DESCRIPTION OF THE TASK - Copy the data word for word, keeping every line.

SOURCE MATERIAL -
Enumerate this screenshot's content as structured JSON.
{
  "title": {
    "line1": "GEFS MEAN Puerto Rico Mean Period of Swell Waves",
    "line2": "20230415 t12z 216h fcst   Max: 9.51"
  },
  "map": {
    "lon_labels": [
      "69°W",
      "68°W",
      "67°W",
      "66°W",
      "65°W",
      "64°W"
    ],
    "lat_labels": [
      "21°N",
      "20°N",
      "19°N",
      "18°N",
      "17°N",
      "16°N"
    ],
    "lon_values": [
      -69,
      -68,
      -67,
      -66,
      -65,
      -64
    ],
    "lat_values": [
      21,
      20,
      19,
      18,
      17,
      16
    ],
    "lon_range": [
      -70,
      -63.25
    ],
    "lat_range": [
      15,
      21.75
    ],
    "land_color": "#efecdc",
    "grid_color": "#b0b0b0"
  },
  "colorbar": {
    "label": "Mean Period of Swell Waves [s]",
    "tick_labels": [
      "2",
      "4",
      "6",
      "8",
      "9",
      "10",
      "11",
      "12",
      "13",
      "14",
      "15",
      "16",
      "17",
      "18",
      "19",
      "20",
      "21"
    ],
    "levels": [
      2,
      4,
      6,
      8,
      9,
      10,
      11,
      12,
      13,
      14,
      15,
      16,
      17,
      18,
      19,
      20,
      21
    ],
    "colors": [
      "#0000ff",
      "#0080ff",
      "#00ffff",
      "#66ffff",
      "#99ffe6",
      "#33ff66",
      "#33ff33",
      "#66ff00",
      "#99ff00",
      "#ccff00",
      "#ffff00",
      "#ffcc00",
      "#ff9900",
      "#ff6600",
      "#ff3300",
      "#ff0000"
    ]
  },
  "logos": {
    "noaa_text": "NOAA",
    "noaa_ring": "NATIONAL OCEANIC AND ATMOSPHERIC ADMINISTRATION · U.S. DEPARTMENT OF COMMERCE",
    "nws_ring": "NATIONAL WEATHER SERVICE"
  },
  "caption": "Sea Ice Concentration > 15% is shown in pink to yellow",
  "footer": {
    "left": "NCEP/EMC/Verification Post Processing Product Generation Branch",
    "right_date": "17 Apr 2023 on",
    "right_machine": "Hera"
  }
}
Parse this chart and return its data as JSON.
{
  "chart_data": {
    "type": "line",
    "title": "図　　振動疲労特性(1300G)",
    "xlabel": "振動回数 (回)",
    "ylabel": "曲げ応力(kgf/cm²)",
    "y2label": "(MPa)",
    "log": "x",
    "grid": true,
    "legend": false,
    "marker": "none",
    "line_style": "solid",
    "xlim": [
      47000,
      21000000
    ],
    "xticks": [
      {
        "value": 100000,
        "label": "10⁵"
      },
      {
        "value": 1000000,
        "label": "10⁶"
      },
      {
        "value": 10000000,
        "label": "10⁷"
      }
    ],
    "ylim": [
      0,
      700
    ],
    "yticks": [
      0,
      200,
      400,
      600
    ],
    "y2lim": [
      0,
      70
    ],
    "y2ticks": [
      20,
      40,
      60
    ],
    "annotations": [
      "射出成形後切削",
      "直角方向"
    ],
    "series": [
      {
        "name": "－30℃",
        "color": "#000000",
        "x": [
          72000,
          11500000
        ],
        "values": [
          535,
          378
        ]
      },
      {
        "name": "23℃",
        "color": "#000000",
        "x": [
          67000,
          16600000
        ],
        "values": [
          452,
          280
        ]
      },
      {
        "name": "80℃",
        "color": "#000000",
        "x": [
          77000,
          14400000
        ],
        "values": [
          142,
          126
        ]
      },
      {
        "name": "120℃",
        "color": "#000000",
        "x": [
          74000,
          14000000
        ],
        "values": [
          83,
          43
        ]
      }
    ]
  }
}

SOLVED PROBLEM -
Enumerate this screenshot's content as structured JSON.
{
  "title": {
    "line1": "GEFS MEAN Puerto Rico Mean Period of Swell Waves",
    "line2": "20230415 t12z 216h fcst   Max: 9.51"
  },
  "map": {
    "lon_labels": [
      "69°W",
      "68°W",
      "67°W",
      "66°W",
      "65°W",
      "64°W"
    ],
    "lat_labels": [
      "21°N",
      "20°N",
      "19°N",
      "18°N",
      "17°N",
      "16°N"
    ],
    "lon_values": [
      -69,
      -68,
      -67,
      -66,
      -65,
      -64
    ],
    "lat_values": [
      21,
      20,
      19,
      18,
      17,
      16
    ],
    "lon_range": [
      -70,
      -63.25
    ],
    "lat_range": [
      15,
      21.75
    ],
    "land_color": "#efecdc",
    "grid_color": "#b0b0b0"
  },
  "colorbar": {
    "label": "Mean Period of Swell Waves [s]",
    "tick_labels": [
      "2",
      "4",
      "6",
      "8",
      "9",
      "10",
      "11",
      "12",
      "13",
      "14",
      "15",
      "16",
      "17",
      "18",
      "19",
      "20",
      "21"
    ],
    "levels": [
      2,
      4,
      6,
      8,
      9,
      10,
      11,
      12,
      13,
      14,
      15,
      16,
      17,
      18,
      19,
      20,
      21
    ],
    "colors": [
      "#0000ff",
      "#0080ff",
      "#00ffff",
      "#66ffff",
      "#99ffe6",
      "#33ff66",
      "#33ff33",
      "#66ff00",
      "#99ff00",
      "#ccff00",
      "#ffff00",
      "#ffcc00",
      "#ff9900",
      "#ff6600",
      "#ff3300",
      "#ff0000"
    ]
  },
  "logos": {
    "noaa_text": "NOAA",
    "noaa_ring": "NATIONAL OCEANIC AND ATMOSPHERIC ADMINISTRATION · U.S. DEPARTMENT OF COMMERCE",
    "nws_ring": "NATIONAL WEATHER SERVICE"
  },
  "caption": "Sea Ice Concentration > 15% is shown in pink to yellow",
  "footer": {
    "left": "NCEP/EMC/Verification Post Processing Product Generation Branch",
    "right_date": "17 Apr 2023 on",
    "right_machine": "Hera"
  }
}
Parse this chart and return its data as JSON.
{
  "chart_data": {
    "type": "line",
    "title": "図　　振動疲労特性(1300G)",
    "xlabel": "振動回数 (回)",
    "ylabel": "曲げ応力(kgf/cm²)",
    "y2label": "(MPa)",
    "log": "x",
    "grid": true,
    "legend": false,
    "marker": "none",
    "line_style": "solid",
    "xlim": [
      47000,
      21000000
    ],
    "xticks": [
      {
        "value": 100000,
        "label": "10⁵"
      },
      {
        "value": 1000000,
        "label": "10⁶"
      },
      {
        "value": 10000000,
        "label": "10⁷"
      }
    ],
    "ylim": [
      0,
      700
    ],
    "yticks": [
      0,
      200,
      400,
      600
    ],
    "y2lim": [
      0,
      70
    ],
    "y2ticks": [
      20,
      40,
      60
    ],
    "annotations": [
      "射出成形後切削",
      "直角方向"
    ],
    "series": [
      {
        "name": "－30℃",
        "color": "#000000",
        "x": [
          72000,
          11500000
        ],
        "values": [
          535,
          378
        ]
      },
      {
        "name": "23℃",
        "color": "#000000",
        "x": [
          67000,
          16600000
        ],
        "values": [
          452,
          280
        ]
      },
      {
        "name": "80℃",
        "color": "#000000",
        "x": [
          77000,
          14400000
        ],
        "values": [
          142,
          126
        ]
      },
      {
        "name": "120℃",
        "color": "#000000",
        "x": [
          74000,
          14000000
        ],
        "values": [
          83,
          43
        ]
      }
    ]
  }
}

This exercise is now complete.